───── MATERIALS PROVIDED ─────
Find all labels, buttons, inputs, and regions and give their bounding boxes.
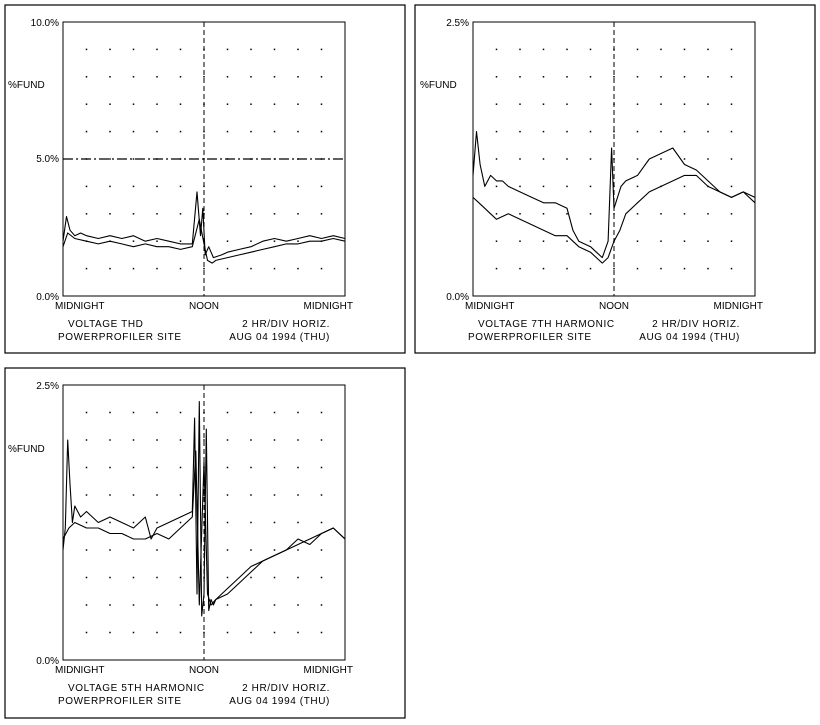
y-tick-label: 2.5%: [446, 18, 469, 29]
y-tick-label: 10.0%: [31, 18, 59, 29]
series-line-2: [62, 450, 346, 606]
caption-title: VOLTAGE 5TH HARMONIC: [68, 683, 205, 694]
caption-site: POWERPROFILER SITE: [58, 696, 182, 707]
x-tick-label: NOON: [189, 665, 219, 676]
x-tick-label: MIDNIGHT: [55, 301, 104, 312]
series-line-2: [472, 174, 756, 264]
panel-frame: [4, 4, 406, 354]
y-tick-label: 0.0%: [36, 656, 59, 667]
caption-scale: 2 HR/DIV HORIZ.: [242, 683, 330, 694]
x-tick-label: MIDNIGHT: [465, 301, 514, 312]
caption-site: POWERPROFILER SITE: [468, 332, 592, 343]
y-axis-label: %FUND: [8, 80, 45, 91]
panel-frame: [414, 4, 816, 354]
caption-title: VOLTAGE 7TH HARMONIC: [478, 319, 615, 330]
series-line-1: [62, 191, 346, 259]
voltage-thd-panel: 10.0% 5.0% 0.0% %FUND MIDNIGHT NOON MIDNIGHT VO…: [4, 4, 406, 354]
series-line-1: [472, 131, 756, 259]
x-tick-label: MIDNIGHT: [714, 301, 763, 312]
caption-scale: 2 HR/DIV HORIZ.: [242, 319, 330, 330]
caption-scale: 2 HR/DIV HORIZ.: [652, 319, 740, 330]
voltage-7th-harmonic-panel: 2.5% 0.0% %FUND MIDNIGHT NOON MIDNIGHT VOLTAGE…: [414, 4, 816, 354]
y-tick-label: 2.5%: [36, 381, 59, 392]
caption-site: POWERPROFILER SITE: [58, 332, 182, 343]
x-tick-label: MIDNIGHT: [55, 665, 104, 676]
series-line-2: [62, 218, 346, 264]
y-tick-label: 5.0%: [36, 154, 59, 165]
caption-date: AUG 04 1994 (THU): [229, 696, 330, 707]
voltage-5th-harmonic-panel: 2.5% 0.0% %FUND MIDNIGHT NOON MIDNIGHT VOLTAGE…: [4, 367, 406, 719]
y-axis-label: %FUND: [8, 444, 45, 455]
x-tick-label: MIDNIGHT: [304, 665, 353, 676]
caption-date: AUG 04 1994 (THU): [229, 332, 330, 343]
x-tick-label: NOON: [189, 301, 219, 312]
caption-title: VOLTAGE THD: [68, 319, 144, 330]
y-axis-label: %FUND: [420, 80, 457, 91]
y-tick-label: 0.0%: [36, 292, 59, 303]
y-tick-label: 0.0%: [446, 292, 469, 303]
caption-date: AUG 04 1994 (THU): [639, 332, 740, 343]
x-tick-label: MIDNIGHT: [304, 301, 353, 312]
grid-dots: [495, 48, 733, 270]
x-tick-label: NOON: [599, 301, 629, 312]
─────
───── MATERIALS PROVIDED ─────
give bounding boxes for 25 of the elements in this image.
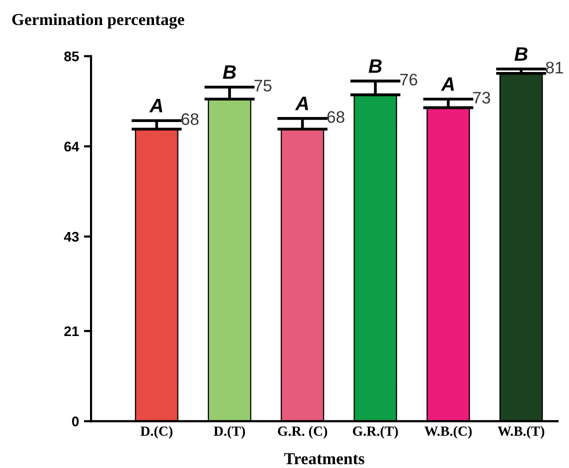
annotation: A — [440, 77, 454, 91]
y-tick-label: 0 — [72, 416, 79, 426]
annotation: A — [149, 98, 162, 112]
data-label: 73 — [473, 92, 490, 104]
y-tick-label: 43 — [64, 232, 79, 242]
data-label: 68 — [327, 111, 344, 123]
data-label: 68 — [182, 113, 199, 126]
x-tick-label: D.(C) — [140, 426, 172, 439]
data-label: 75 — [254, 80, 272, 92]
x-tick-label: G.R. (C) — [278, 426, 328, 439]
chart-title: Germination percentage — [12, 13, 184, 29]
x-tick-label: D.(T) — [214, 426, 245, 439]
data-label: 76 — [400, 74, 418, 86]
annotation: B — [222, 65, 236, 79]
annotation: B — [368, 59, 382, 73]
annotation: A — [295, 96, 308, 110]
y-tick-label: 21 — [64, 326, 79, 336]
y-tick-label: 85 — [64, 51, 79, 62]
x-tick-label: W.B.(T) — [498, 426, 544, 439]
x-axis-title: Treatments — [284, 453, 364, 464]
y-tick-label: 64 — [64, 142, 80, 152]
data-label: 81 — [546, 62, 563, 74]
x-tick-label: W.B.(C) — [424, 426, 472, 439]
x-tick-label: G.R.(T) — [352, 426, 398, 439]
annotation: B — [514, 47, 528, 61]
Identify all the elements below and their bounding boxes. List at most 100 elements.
─────
* AIM *
Can you extract the lines from the entries, starting at the line that has "y-tick-label: 2.5%: [446, 18, 469, 29]" and stopping after the line that has "x-tick-label: MIDNIGHT: [465, 301, 514, 312]", and reproduce each one unchanged?

* EXERCISE RESULT *
y-tick-label: 2.5%: [446, 18, 469, 29]
y-tick-label: 10.0%: [31, 18, 59, 29]
series-line-2: [62, 450, 346, 606]
caption-title: VOLTAGE 5TH HARMONIC: [68, 683, 205, 694]
caption-site: POWERPROFILER SITE: [58, 696, 182, 707]
x-tick-label: NOON: [189, 665, 219, 676]
x-tick-label: MIDNIGHT: [55, 301, 104, 312]
series-line-2: [472, 174, 756, 264]
panel-frame: [4, 4, 406, 354]
y-tick-label: 0.0%: [36, 656, 59, 667]
caption-scale: 2 HR/DIV HORIZ.: [242, 683, 330, 694]
x-tick-label: MIDNIGHT: [465, 301, 514, 312]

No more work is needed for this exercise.